>>>>

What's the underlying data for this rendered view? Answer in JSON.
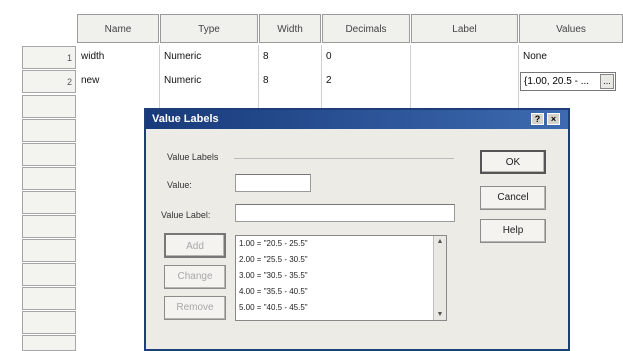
{
  "grid": {
    "columns": [
      "Name",
      "Type",
      "Width",
      "Decimals",
      "Label",
      "Values"
    ],
    "rows": [
      {
        "num": "1",
        "name": "width",
        "type": "Numeric",
        "width": "8",
        "decimals": "0",
        "label": "",
        "values": "None"
      },
      {
        "num": "2",
        "name": "new",
        "type": "Numeric",
        "width": "8",
        "decimals": "2",
        "label": "",
        "values": "{1.00, 20.5 - ..."
      }
    ],
    "values_button": "..."
  },
  "dialog": {
    "title": "Value Labels",
    "group_label": "Value Labels",
    "value_label": "Value:",
    "label_label": "Value Label:",
    "value_input": "",
    "label_input": "",
    "buttons": {
      "ok": "OK",
      "cancel": "Cancel",
      "help": "Help",
      "add": "Add",
      "change": "Change",
      "remove": "Remove"
    },
    "list_items": [
      "1.00 = \"20.5 - 25.5\"",
      "2.00 = \"25.5 - 30.5\"",
      "3.00 = \"30.5 - 35.5\"",
      "4.00 = \"35.5 - 40.5\"",
      "5.00 = \"40.5 - 45.5\""
    ],
    "titlebar_buttons": {
      "help": "?",
      "close": "×"
    }
  },
  "colors": {
    "title_bar": "#183a7a",
    "dialog_bg": "#ecebe6",
    "grid_header": "#f0f0ec"
  }
}
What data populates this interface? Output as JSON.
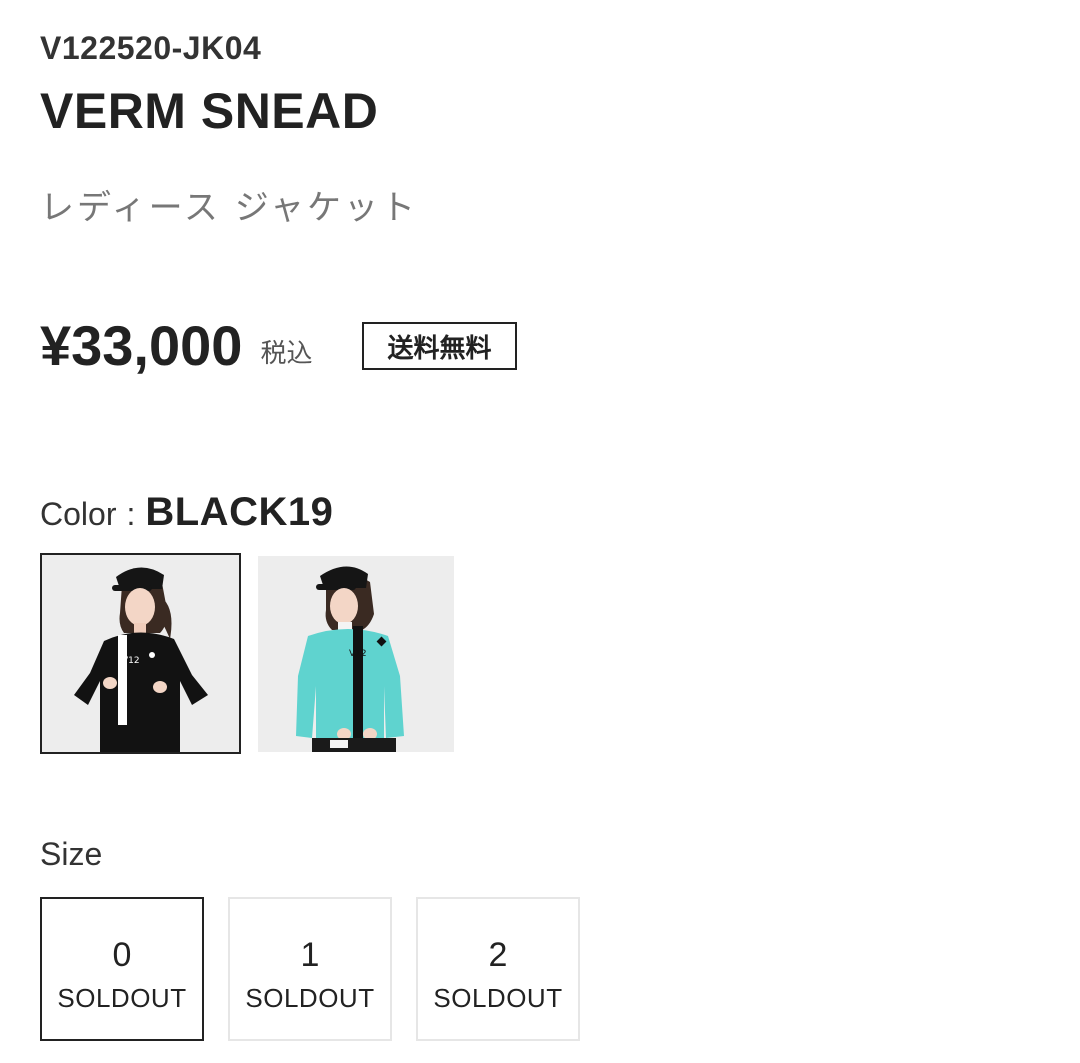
{
  "product": {
    "sku": "V122520-JK04",
    "name": "VERM SNEAD",
    "category": "レディース ジャケット",
    "price": "¥33,000",
    "tax_note": "税込",
    "shipping_badge": "送料無料"
  },
  "color": {
    "label": "Color",
    "separator": ":",
    "selected": "BLACK19",
    "swatches": [
      {
        "name": "black-jacket",
        "main_color": "#111111",
        "stripe_color": "#ffffff",
        "selected": true
      },
      {
        "name": "mint-sweater",
        "main_color": "#5fd3cf",
        "stripe_color": "#111111",
        "selected": false
      }
    ],
    "logo_text": "V12"
  },
  "size": {
    "label": "Size",
    "options": [
      {
        "value": "0",
        "status": "SOLDOUT",
        "selected": true
      },
      {
        "value": "1",
        "status": "SOLDOUT",
        "selected": false
      },
      {
        "value": "2",
        "status": "SOLDOUT",
        "selected": false
      }
    ]
  }
}
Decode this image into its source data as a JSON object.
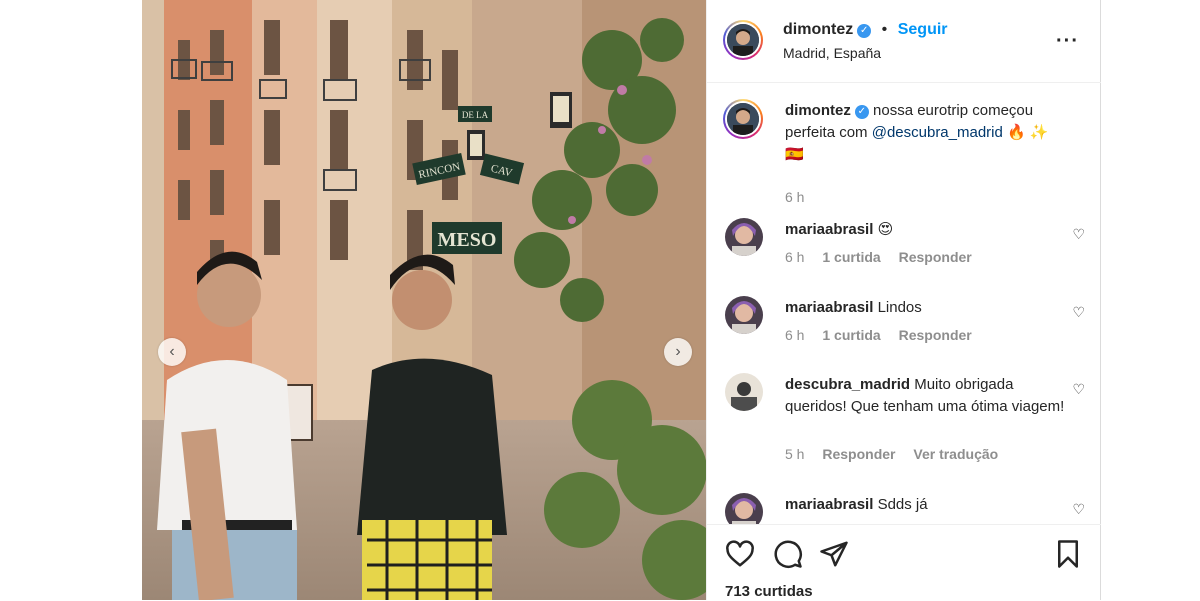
{
  "header": {
    "username": "dimontez",
    "follow_label": "Seguir",
    "location": "Madrid, España",
    "more_icon": "more-horizontal-icon"
  },
  "caption": {
    "username": "dimontez",
    "text_before": "nossa eurotrip começou perfeita com ",
    "mention": "@descubra_madrid",
    "emoji_line": "🔥 ✨🇪🇸",
    "time": "6 h"
  },
  "photo": {
    "signs": [
      "DE LA",
      "RINCON",
      "CAV",
      "MESO"
    ]
  },
  "comments": [
    {
      "username": "mariaabrasil",
      "text": "😍",
      "time": "6 h",
      "likes": "1 curtida",
      "reply": "Responder"
    },
    {
      "username": "mariaabrasil",
      "text": "Lindos",
      "time": "6 h",
      "likes": "1 curtida",
      "reply": "Responder"
    },
    {
      "username": "descubra_madrid",
      "text": "Muito obrigada queridos! Que tenham uma ótima viagem!",
      "time": "5 h",
      "reply": "Responder",
      "translate": "Ver tradução"
    },
    {
      "username": "mariaabrasil",
      "text": "Sdds já"
    }
  ],
  "footer": {
    "likes": "713 curtidas"
  },
  "colors": {
    "accent": "#0095f6",
    "verified": "#3897f0",
    "mention": "#00376b",
    "muted": "#8e8e8e"
  }
}
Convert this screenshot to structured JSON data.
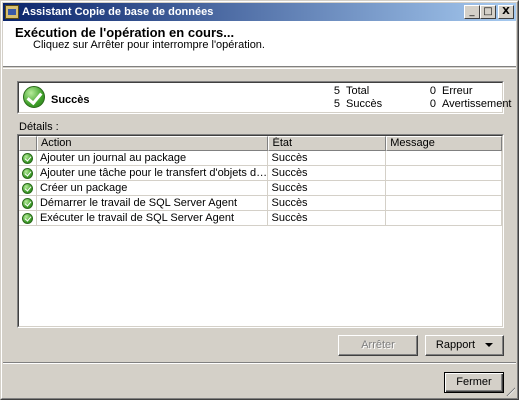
{
  "window": {
    "title": "Assistant Copie de base de données",
    "minimize_label": "_",
    "maximize_label": "□",
    "close_label": "X"
  },
  "header": {
    "title": "Exécution de l'opération en cours...",
    "subtitle": "Cliquez sur Arrêter pour interrompre l'opération."
  },
  "status": {
    "label": "Succès",
    "total_count": "5",
    "total_label": "Total",
    "success_count": "5",
    "success_label": "Succès",
    "error_count": "0",
    "error_label": "Erreur",
    "warning_count": "0",
    "warning_label": "Avertissement"
  },
  "details": {
    "label": "Détails :",
    "columns": [
      "",
      "Action",
      "État",
      "Message"
    ],
    "rows": [
      {
        "action": "Ajouter un journal au package",
        "state": "Succès",
        "message": ""
      },
      {
        "action": "Ajouter une tâche pour le transfert d'objets de base de d...",
        "state": "Succès",
        "message": ""
      },
      {
        "action": "Créer un package",
        "state": "Succès",
        "message": ""
      },
      {
        "action": "Démarrer le travail de SQL Server Agent",
        "state": "Succès",
        "message": ""
      },
      {
        "action": "Exécuter le travail de SQL Server Agent",
        "state": "Succès",
        "message": ""
      }
    ]
  },
  "buttons": {
    "stop": "Arrêter",
    "report": "Rapport",
    "close": "Fermer"
  }
}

<<<<

Where a line in the material above holds "mention", copy that line.

FINAL RESULT -
    "mention": "@descubra_madrid",
    "mention": "#00376b",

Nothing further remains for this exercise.